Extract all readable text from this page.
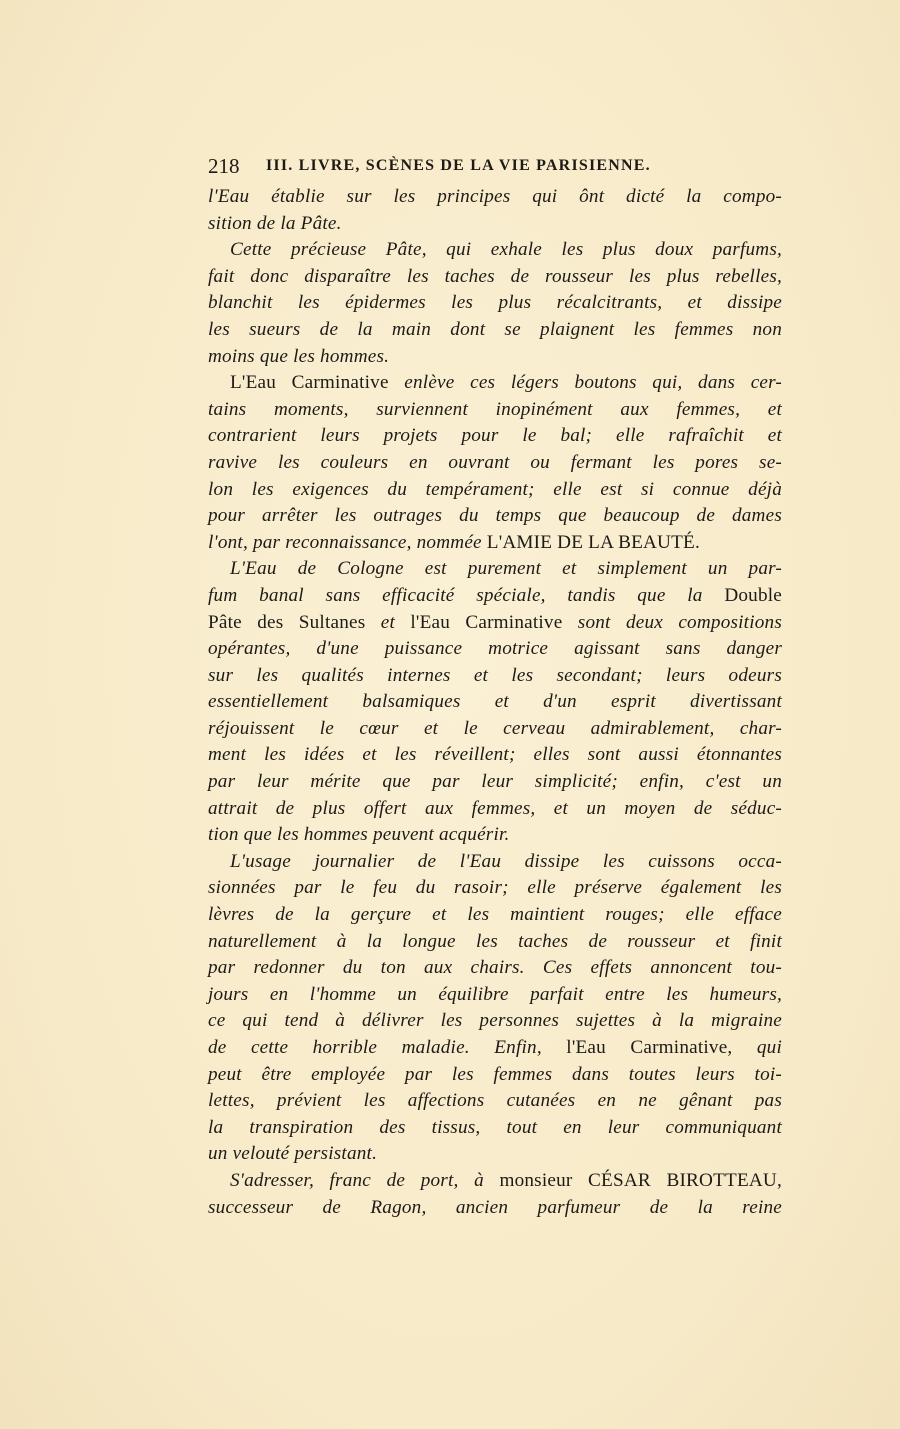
218 III. LIVRE, SCÈNES DE LA VIE PARISIENNE.
l'Eau établie sur les principes qui ônt dicté la compo-
sition de la Pâte.
Cette précieuse Pâte, qui exhale les plus doux parfums,
fait donc disparaître les taches de rousseur les plus rebelles,
blanchit les épidermes les plus récalcitrants, et dissipe
les sueurs de la main dont se plaignent les femmes non
moins que les hommes.
L'Eau Carminative enlève ces légers boutons qui, dans cer-
tains moments, surviennent inopinément aux femmes, et
contrarient leurs projets pour le bal; elle rafraîchit et
ravive les couleurs en ouvrant ou fermant les pores se-
lon les exigences du tempérament; elle est si connue déjà
pour arrêter les outrages du temps que beaucoup de dames
l'ont, par reconnaissance, nommée L'AMIE DE LA BEAUTÉ.
L'Eau de Cologne est purement et simplement un par-
fum banal sans efficacité spéciale, tandis que la Double
Pâte des Sultanes et l'Eau Carminative sont deux compositions
opérantes, d'une puissance motrice agissant sans danger
sur les qualités internes et les secondant; leurs odeurs
essentiellement balsamiques et d'un esprit divertissant
réjouissent le cœur et le cerveau admirablement, char-
ment les idées et les réveillent; elles sont aussi étonnantes
par leur mérite que par leur simplicité; enfin, c'est un
attrait de plus offert aux femmes, et un moyen de séduc-
tion que les hommes peuvent acquérir.
L'usage journalier de l'Eau dissipe les cuissons occa-
sionnées par le feu du rasoir; elle préserve également les
lèvres de la gerçure et les maintient rouges; elle efface
naturellement à la longue les taches de rousseur et finit
par redonner du ton aux chairs. Ces effets annoncent tou-
jours en l'homme un équilibre parfait entre les humeurs,
ce qui tend à délivrer les personnes sujettes à la migraine
de cette horrible maladie. Enfin, l'Eau Carminative, qui
peut être employée par les femmes dans toutes leurs toi-
lettes, prévient les affections cutanées en ne gênant pas
la transpiration des tissus, tout en leur communiquant
un velouté persistant.
S'adresser, franc de port, à monsieur CÉSAR BIROTTEAU,
successeur de Ragon, ancien parfumeur de la reine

□ □ □ □ □

SHORT PROBLEM ->
In the entries above, identify every line with the string "hommes".

OUTPUT FOR THIS EXERCISE ->
moins que les hommes.
tion que les hommes peuvent acquérir.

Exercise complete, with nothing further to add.